[Start of Records for this task]

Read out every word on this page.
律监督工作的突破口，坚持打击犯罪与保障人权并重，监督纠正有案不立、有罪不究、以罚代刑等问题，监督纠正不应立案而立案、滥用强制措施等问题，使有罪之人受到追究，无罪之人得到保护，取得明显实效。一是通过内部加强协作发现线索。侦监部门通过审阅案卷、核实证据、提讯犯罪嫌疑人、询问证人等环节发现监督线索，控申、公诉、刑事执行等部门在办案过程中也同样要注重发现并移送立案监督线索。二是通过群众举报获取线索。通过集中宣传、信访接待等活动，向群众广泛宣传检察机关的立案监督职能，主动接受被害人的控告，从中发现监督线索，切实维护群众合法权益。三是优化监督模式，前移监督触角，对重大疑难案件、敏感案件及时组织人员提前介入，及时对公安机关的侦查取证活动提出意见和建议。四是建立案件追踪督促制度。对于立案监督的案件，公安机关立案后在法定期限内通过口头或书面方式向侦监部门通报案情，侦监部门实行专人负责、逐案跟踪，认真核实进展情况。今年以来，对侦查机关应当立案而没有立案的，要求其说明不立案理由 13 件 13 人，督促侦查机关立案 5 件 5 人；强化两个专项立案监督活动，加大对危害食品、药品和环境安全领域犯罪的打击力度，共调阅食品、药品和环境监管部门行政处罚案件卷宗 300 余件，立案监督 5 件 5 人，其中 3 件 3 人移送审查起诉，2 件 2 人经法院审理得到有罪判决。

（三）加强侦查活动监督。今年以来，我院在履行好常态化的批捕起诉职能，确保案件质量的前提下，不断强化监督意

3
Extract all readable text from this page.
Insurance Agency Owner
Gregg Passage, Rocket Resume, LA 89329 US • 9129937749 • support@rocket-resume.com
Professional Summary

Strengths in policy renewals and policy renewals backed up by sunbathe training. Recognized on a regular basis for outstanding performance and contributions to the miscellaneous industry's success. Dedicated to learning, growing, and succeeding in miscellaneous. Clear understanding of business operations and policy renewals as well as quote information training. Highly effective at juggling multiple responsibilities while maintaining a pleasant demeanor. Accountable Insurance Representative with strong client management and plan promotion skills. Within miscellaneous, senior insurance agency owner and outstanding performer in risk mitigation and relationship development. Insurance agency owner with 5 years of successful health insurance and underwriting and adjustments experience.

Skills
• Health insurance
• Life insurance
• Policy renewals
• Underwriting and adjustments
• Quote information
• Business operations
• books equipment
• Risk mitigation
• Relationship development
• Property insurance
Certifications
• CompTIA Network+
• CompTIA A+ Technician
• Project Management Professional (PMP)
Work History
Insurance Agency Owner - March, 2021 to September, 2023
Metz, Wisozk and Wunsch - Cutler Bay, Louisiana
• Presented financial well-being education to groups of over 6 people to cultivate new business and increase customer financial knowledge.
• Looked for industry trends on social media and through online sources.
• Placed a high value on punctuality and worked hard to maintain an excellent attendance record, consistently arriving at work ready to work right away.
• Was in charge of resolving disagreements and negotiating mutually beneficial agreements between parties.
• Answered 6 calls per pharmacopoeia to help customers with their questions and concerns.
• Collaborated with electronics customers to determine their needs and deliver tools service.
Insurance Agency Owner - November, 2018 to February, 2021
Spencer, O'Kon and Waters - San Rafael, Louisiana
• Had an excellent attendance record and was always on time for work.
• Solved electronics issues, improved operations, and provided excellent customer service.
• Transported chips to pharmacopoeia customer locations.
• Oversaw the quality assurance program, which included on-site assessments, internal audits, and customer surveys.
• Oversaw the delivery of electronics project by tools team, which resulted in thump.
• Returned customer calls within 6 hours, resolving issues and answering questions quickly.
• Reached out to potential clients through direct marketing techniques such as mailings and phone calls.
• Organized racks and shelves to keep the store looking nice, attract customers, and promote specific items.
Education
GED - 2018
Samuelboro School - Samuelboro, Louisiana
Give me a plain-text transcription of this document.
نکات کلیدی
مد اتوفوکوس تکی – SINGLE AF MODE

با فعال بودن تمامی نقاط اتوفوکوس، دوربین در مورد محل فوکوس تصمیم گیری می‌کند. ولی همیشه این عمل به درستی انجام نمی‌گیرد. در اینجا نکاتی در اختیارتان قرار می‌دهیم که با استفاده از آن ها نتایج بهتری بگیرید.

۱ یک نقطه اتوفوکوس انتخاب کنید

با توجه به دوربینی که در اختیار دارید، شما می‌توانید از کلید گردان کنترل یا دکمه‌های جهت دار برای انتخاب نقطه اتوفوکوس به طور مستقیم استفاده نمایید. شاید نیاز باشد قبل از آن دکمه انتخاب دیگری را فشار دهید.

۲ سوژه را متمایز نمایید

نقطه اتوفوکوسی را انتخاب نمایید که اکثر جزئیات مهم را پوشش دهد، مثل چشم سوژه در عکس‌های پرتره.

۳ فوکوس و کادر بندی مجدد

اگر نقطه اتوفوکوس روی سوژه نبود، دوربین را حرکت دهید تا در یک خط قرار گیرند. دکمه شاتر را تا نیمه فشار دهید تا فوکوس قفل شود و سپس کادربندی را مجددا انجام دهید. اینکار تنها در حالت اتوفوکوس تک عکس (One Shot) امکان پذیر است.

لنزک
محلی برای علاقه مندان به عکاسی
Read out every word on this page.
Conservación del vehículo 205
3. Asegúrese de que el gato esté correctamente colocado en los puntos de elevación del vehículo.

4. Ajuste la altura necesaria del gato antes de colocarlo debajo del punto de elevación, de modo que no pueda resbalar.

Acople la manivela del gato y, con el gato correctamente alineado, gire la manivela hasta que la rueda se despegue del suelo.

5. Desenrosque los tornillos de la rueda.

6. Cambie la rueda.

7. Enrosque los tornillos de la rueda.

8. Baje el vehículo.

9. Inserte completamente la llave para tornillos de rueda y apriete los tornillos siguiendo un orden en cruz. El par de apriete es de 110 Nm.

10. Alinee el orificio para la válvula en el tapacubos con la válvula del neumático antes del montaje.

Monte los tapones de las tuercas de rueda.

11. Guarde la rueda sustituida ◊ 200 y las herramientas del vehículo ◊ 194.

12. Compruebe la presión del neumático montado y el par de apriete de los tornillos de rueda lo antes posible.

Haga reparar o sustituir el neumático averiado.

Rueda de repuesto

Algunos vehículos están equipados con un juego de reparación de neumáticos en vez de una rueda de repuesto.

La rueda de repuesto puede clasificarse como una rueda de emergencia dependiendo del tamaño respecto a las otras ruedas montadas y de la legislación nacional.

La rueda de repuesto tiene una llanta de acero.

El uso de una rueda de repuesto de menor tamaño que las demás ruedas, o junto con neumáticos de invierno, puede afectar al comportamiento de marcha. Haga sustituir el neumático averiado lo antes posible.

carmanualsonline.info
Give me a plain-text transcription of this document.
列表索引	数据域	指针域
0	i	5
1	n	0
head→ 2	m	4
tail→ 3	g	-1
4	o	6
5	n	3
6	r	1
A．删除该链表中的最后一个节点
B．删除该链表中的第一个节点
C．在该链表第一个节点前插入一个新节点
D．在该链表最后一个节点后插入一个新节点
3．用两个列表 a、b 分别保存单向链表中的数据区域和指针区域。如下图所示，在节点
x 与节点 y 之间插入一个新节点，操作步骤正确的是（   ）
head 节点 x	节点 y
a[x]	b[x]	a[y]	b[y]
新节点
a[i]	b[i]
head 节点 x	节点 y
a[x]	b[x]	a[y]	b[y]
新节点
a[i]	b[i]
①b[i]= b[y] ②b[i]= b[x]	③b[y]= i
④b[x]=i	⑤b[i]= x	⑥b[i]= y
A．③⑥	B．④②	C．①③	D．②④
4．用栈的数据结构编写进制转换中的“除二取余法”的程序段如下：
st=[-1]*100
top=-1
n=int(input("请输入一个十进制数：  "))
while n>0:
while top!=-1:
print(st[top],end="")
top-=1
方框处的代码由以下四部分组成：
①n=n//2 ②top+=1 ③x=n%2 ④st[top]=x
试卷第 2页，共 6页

[End of Records for this task]

### Written problem
Where a line of the material above holds the string "correctamente", copy that line.

### Task answer
3. Asegúrese de que el gato esté correctamente colocado en los puntos de elevación del vehículo.
Acople la manivela del gato y, con el gato correctamente alineado, gire la manivela hasta que la rueda se despegue del suelo.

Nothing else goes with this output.